Start of MATERIAL TO PROCESS

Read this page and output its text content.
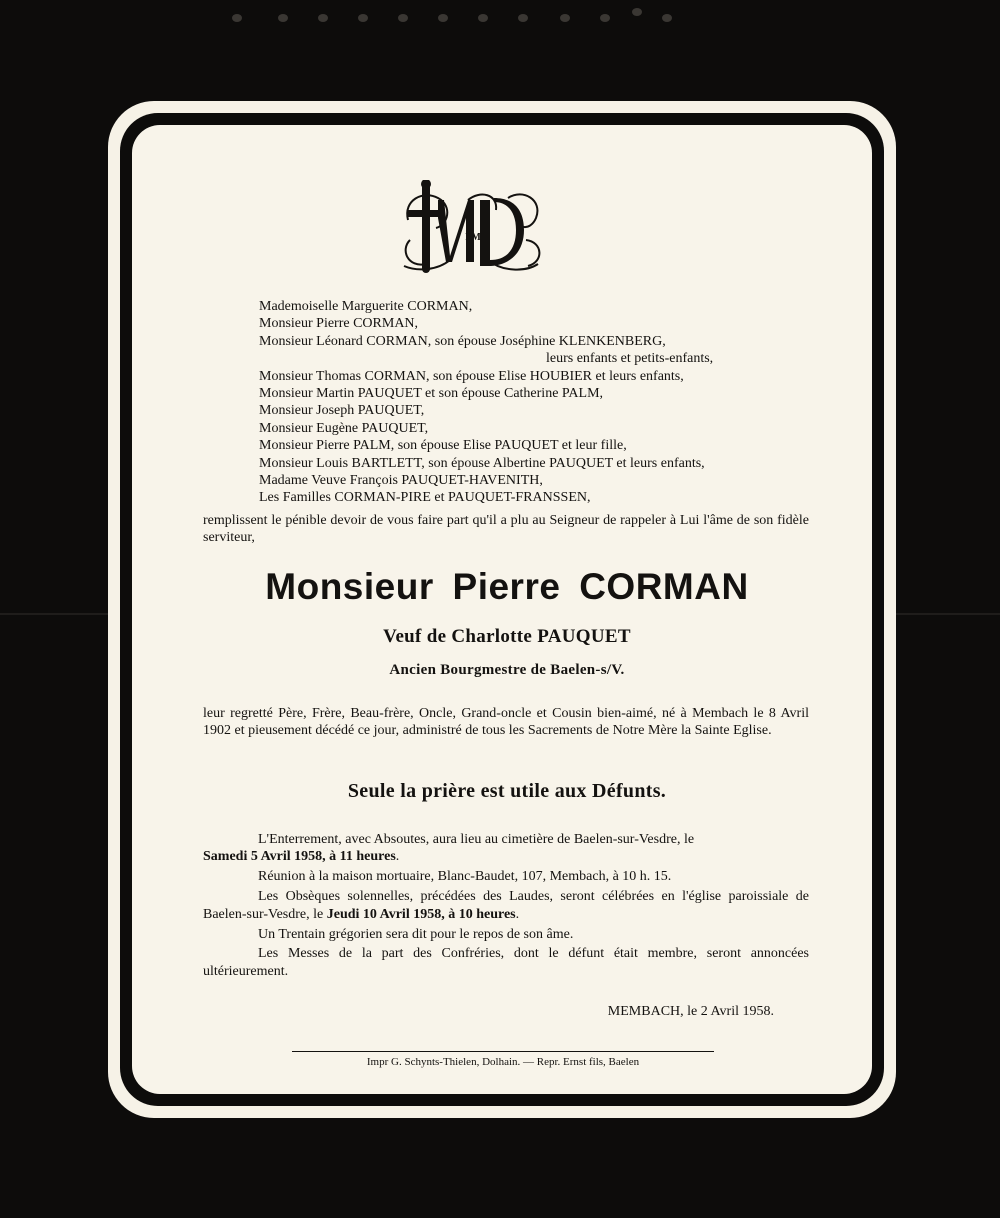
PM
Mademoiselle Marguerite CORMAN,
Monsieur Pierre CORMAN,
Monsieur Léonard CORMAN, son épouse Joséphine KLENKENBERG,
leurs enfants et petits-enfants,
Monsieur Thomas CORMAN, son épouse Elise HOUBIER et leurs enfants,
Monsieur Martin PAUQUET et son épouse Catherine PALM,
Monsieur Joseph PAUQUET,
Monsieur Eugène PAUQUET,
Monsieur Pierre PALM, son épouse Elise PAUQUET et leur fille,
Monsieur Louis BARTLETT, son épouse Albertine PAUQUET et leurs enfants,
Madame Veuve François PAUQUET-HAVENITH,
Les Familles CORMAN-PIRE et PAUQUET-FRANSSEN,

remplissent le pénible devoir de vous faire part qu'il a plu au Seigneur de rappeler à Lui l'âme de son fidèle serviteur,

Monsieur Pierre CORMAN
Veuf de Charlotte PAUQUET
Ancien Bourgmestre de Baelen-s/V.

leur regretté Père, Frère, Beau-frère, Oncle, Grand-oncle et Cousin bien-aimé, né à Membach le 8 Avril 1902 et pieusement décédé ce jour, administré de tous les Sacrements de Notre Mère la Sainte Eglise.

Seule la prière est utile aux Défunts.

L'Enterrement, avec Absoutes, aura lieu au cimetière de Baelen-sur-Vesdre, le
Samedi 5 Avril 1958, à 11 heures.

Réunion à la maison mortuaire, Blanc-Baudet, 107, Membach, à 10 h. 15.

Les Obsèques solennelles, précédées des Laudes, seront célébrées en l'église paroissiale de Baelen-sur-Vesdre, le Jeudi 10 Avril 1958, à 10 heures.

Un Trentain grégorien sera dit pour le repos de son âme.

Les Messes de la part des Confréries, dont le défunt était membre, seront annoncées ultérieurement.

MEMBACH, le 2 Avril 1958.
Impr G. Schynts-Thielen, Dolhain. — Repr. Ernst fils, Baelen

End of MATERIAL TO PROCESS

SHORT TASK →
From the entries above, collect every line with the string "Elise" in it.

RESULT OF THE TASK →
Monsieur Thomas CORMAN, son épouse Elise HOUBIER et leurs enfants,
Monsieur Pierre PALM, son épouse Elise PAUQUET et leur fille,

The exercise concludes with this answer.